__Task directions__
Repeat verbatim every line of the material, beginning at the line that holds "Give me a plain-text" and ending at its last line.

__Data to use__
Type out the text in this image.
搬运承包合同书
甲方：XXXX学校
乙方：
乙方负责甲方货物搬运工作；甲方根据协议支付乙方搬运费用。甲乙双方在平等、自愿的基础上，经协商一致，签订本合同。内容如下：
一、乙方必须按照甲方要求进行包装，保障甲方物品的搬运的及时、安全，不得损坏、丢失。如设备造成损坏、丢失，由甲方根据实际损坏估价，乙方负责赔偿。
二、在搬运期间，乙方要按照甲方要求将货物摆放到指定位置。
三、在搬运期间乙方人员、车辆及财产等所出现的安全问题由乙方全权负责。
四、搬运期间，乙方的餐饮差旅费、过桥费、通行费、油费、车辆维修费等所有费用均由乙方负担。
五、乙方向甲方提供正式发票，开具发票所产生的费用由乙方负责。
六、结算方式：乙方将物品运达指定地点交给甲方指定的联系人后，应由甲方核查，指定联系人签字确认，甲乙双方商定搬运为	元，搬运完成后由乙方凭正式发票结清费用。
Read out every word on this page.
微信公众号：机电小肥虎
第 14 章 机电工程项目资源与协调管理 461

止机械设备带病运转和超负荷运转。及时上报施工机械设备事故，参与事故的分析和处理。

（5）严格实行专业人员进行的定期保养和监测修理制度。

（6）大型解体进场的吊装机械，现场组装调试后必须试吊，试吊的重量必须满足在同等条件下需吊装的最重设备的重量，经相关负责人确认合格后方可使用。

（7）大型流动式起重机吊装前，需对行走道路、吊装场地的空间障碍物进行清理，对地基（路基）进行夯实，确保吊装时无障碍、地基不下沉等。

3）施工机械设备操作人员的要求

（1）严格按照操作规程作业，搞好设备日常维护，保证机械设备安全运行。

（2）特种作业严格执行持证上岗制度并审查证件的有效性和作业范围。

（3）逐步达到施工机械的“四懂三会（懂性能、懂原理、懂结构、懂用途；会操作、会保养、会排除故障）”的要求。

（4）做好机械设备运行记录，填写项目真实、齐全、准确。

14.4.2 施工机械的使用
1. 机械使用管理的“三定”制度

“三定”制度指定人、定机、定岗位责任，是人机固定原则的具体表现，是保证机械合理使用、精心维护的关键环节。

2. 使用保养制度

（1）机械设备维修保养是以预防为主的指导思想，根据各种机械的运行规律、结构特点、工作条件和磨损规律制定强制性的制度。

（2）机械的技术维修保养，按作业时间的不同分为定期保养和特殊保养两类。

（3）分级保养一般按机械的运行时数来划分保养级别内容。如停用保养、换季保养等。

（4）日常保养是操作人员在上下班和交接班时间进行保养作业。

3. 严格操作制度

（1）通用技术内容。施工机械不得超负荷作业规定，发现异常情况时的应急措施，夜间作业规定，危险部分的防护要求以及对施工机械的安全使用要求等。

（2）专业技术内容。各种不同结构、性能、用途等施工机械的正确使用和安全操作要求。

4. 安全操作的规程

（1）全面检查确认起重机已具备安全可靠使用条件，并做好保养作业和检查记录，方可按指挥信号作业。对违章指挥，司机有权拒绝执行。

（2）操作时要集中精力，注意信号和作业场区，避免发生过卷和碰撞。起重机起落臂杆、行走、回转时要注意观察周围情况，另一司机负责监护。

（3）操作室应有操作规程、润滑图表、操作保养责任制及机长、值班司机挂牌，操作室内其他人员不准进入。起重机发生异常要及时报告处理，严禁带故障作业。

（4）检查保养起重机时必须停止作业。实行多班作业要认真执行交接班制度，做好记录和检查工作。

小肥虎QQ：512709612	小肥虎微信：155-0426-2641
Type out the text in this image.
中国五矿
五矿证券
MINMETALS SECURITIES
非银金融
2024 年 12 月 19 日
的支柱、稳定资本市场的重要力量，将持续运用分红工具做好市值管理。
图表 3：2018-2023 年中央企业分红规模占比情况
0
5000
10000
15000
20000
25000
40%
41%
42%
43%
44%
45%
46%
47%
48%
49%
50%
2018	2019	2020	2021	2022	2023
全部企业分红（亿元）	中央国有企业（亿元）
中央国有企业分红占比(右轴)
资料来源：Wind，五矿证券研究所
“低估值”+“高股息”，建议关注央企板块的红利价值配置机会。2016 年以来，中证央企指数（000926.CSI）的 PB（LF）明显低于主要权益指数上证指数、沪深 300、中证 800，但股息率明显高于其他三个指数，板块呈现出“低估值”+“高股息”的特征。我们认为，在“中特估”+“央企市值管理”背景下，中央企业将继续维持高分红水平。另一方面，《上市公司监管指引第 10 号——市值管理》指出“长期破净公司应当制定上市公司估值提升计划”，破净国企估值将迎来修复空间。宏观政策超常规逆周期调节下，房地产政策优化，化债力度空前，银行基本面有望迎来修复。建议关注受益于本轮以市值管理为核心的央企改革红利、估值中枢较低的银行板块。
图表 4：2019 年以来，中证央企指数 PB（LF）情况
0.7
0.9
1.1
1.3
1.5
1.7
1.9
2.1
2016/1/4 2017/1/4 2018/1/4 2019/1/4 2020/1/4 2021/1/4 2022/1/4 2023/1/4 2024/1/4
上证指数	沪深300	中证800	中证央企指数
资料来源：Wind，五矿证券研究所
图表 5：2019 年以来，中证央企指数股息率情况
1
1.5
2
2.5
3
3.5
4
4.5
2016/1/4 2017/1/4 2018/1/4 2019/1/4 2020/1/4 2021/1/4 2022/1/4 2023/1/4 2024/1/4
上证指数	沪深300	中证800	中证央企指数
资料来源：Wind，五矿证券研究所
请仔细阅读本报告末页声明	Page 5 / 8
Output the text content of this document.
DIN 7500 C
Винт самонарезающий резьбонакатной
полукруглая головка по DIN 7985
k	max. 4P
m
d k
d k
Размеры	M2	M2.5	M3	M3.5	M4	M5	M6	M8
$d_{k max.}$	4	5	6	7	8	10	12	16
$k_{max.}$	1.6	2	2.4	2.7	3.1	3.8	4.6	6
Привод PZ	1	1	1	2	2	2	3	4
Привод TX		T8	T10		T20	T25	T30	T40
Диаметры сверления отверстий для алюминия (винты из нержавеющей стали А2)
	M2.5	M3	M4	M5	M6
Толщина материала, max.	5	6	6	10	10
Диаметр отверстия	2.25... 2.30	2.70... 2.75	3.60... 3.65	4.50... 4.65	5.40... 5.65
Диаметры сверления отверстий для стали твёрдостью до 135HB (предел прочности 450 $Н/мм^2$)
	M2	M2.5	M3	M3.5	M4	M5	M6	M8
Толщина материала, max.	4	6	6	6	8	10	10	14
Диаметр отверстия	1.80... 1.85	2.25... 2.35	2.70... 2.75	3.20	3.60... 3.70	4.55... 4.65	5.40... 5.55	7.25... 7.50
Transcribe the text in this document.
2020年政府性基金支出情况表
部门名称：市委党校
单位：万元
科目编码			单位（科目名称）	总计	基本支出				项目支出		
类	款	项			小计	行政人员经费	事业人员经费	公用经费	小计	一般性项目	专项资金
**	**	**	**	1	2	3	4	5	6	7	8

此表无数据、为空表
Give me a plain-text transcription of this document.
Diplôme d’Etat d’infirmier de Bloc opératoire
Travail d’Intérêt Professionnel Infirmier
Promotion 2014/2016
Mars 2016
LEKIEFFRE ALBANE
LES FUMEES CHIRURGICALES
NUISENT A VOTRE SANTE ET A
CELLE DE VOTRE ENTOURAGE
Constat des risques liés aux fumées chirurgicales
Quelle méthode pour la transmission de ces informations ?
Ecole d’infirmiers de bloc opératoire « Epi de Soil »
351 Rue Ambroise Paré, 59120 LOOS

__Exercise output__
Give me a plain-text transcription of this document.
Diplôme d’Etat d’infirmier de Bloc opératoire
Travail d’Intérêt Professionnel Infirmier
Promotion 2014/2016
Mars 2016
LEKIEFFRE ALBANE
LES FUMEES CHIRURGICALES
NUISENT A VOTRE SANTE ET A
CELLE DE VOTRE ENTOURAGE
Constat des risques liés aux fumées chirurgicales
Quelle méthode pour la transmission de ces informations ?
Ecole d’infirmiers de bloc opératoire « Epi de Soil »
351 Rue Ambroise Paré, 59120 LOOS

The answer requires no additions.